* GIVEN INSTRUCTION *
For each line that holds "screenshot", copy the line out.

* LISTING *

— BEGIN —

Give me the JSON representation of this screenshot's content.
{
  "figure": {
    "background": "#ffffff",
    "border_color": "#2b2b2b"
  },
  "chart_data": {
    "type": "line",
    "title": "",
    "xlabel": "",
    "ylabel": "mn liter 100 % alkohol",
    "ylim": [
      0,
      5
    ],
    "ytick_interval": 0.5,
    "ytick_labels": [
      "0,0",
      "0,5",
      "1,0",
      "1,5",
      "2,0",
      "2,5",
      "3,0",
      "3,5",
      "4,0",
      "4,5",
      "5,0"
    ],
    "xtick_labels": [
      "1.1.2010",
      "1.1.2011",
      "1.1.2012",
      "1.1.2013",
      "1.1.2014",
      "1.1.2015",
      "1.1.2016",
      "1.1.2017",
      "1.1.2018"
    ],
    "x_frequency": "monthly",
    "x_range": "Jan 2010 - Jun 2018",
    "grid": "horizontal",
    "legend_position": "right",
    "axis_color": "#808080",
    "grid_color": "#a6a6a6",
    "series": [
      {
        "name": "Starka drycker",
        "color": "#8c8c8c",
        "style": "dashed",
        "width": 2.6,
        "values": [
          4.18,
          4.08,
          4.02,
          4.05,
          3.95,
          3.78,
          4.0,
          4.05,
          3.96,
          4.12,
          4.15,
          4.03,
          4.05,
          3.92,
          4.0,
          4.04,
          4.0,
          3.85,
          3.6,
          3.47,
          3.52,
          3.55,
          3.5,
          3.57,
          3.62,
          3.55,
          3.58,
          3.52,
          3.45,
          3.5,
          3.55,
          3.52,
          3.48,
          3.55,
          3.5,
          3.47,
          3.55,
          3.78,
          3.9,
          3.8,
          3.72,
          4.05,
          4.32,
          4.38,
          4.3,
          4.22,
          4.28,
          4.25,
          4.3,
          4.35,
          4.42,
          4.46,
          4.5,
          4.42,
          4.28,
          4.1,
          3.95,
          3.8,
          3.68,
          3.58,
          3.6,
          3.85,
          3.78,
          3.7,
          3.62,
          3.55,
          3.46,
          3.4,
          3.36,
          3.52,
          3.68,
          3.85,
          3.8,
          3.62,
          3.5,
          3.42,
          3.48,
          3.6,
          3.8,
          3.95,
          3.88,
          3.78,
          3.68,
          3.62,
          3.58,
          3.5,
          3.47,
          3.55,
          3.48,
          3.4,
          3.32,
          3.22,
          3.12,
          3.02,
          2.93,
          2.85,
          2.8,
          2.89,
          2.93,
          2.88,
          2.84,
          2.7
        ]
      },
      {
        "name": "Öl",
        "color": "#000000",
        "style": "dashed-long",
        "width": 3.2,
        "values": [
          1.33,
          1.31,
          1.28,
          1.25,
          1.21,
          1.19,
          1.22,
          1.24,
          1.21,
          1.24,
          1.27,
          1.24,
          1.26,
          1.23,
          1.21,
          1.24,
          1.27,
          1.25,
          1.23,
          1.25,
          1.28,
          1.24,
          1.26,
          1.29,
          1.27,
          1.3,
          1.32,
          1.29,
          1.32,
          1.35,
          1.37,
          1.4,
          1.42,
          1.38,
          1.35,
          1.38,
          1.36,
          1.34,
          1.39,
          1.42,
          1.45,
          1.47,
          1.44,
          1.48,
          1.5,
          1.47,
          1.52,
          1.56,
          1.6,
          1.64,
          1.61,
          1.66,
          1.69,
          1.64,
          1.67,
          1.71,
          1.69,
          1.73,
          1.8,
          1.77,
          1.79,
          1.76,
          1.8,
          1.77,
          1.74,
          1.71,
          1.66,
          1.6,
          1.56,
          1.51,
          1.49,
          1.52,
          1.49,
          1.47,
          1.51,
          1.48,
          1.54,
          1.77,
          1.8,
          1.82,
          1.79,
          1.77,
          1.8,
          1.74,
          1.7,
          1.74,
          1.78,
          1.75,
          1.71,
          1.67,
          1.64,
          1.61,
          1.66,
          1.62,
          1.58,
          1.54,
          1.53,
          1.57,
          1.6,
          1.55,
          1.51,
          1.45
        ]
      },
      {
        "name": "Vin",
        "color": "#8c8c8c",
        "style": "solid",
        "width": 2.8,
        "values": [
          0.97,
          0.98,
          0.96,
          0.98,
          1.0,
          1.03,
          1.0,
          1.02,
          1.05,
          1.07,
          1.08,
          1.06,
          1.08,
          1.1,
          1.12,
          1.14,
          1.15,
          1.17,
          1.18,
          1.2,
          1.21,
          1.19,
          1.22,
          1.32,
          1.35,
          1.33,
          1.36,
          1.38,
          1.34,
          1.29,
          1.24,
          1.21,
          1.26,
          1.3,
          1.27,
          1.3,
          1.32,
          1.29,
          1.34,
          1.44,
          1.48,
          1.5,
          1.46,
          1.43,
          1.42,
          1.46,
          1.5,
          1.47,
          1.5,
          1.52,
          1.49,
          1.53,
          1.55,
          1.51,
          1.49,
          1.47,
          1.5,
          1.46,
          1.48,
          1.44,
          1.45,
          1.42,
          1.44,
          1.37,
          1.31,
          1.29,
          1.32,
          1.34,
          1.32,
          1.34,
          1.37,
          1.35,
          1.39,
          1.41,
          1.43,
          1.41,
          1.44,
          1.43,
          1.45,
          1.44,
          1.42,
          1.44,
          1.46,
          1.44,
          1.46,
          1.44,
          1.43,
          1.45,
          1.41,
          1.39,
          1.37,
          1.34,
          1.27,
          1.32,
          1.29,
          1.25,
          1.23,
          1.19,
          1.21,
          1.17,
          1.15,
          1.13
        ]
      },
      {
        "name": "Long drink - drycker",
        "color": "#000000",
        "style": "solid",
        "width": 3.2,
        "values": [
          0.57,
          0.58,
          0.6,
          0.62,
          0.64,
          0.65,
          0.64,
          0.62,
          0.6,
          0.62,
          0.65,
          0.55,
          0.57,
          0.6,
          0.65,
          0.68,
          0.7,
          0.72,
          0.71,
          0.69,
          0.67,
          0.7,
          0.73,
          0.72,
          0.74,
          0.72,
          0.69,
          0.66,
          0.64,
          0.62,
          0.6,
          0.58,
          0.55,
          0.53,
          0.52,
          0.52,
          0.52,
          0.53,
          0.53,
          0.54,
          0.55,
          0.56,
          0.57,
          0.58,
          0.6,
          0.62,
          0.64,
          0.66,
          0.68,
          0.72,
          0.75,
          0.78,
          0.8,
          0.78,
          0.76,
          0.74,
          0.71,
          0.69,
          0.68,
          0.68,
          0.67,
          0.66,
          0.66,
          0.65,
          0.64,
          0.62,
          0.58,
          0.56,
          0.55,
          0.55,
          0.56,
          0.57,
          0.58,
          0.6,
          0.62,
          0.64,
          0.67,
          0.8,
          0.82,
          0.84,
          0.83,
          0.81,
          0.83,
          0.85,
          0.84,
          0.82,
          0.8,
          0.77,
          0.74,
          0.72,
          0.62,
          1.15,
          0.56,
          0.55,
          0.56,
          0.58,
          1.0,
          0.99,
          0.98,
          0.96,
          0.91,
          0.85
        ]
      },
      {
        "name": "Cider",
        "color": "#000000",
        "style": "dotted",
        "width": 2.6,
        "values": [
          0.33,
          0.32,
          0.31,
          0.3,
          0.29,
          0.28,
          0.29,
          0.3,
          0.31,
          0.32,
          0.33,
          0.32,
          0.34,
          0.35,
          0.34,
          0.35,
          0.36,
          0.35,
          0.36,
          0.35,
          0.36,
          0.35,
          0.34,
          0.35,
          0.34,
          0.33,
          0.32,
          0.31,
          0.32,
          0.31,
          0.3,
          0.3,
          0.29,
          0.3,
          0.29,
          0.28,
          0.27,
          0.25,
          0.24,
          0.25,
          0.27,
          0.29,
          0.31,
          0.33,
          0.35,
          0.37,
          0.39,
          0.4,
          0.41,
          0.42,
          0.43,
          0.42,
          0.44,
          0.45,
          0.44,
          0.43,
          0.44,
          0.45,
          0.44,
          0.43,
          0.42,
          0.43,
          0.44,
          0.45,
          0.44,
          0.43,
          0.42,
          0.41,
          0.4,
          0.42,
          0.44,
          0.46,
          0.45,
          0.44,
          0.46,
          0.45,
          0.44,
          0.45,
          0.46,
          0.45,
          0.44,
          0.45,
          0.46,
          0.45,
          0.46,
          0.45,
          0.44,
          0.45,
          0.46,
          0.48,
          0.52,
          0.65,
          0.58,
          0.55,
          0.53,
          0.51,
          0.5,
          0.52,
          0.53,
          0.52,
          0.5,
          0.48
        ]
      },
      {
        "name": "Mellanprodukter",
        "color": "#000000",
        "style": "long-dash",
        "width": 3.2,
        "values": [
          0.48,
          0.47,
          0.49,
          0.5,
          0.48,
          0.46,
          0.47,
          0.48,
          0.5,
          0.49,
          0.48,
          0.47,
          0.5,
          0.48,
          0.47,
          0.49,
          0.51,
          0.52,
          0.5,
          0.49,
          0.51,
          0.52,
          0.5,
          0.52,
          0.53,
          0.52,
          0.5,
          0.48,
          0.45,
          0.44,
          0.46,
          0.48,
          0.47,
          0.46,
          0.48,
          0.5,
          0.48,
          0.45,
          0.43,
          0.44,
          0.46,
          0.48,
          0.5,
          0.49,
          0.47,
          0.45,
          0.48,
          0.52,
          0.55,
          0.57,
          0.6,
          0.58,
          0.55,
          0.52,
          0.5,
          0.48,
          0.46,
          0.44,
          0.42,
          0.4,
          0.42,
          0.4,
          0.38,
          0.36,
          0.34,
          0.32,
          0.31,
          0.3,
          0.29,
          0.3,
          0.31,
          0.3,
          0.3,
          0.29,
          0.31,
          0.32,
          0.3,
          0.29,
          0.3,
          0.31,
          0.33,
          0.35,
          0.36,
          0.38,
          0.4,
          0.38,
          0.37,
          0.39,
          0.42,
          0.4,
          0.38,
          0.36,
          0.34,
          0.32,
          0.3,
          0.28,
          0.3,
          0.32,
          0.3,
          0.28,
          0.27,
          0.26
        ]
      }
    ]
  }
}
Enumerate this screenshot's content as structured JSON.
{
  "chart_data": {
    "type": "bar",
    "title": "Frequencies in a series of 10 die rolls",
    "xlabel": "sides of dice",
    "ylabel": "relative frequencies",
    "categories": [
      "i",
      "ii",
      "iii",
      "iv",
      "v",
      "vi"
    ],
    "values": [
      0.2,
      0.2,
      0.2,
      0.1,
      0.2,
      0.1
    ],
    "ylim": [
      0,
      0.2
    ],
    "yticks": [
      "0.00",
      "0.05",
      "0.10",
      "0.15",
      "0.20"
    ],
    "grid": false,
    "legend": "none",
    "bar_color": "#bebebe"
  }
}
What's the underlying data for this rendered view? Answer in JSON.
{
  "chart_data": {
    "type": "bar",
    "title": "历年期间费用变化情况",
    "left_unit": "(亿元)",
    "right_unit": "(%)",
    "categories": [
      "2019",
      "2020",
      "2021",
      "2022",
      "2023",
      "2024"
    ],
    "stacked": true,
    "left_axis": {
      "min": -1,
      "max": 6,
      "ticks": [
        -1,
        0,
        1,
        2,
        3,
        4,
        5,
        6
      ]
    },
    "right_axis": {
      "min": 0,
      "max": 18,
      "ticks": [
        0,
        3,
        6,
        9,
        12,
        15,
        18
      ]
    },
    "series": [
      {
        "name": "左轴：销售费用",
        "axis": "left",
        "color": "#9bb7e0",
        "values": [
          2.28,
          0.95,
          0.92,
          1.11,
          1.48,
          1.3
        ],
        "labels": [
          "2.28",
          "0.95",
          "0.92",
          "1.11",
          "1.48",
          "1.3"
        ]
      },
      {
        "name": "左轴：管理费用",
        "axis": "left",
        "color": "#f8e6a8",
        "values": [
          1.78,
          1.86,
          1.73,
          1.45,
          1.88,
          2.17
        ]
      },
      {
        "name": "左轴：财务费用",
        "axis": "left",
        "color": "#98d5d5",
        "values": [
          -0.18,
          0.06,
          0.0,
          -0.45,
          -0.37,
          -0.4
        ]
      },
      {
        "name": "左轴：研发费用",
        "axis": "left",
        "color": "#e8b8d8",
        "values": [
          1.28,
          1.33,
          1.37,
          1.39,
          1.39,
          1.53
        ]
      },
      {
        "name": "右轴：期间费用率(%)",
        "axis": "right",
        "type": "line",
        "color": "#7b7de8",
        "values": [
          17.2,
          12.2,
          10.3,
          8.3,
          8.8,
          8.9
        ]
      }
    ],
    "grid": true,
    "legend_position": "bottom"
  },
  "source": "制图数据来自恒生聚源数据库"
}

— END —

* CORRECT RESPONSE *
Give me the JSON representation of this screenshot's content.
Enumerate this screenshot's content as structured JSON.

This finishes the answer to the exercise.